All of the data must be printed exactly; please include every line.
___ INFORMATION GIVEN
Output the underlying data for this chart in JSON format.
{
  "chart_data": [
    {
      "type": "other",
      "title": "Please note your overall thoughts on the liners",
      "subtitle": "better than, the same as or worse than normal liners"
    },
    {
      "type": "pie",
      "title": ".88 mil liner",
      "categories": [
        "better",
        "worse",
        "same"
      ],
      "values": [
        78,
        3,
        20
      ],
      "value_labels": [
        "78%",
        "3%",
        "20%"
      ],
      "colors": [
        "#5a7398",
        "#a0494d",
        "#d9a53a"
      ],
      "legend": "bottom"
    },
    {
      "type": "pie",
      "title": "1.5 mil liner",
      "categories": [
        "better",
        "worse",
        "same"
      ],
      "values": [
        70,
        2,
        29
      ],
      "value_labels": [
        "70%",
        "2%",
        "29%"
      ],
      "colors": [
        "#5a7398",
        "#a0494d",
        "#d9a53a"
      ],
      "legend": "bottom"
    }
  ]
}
______
_OUTPUT OF THE EXERCISE:_
Output the underlying data for this chart in JSON format.
{
  "chart_data": [
    {
      "type": "other",
      "title": "Please note your overall thoughts on the liners",
      "subtitle": "better than, the same as or worse than normal liners"
    },
    {
      "type": "pie",
      "title": ".88 mil liner",
      "categories": [
        "better",
        "worse",
        "same"
      ],
      "values": [
        78,
        3,
        20
      ],
      "value_labels": [
        "78%",
        "3%",
        "20%"
      ],
      "colors": [
        "#5a7398",
        "#a0494d",
        "#d9a53a"
      ],
      "legend": "bottom"
    },
    {
      "type": "pie",
      "title": "1.5 mil liner",
      "categories": [
        "better",
        "worse",
        "same"
      ],
      "values": [
        70,
        2,
        29
      ],
      "value_labels": [
        "70%",
        "2%",
        "29%"
      ],
      "colors": [
        "#5a7398",
        "#a0494d",
        "#d9a53a"
      ],
      "legend": "bottom"
    }
  ]
}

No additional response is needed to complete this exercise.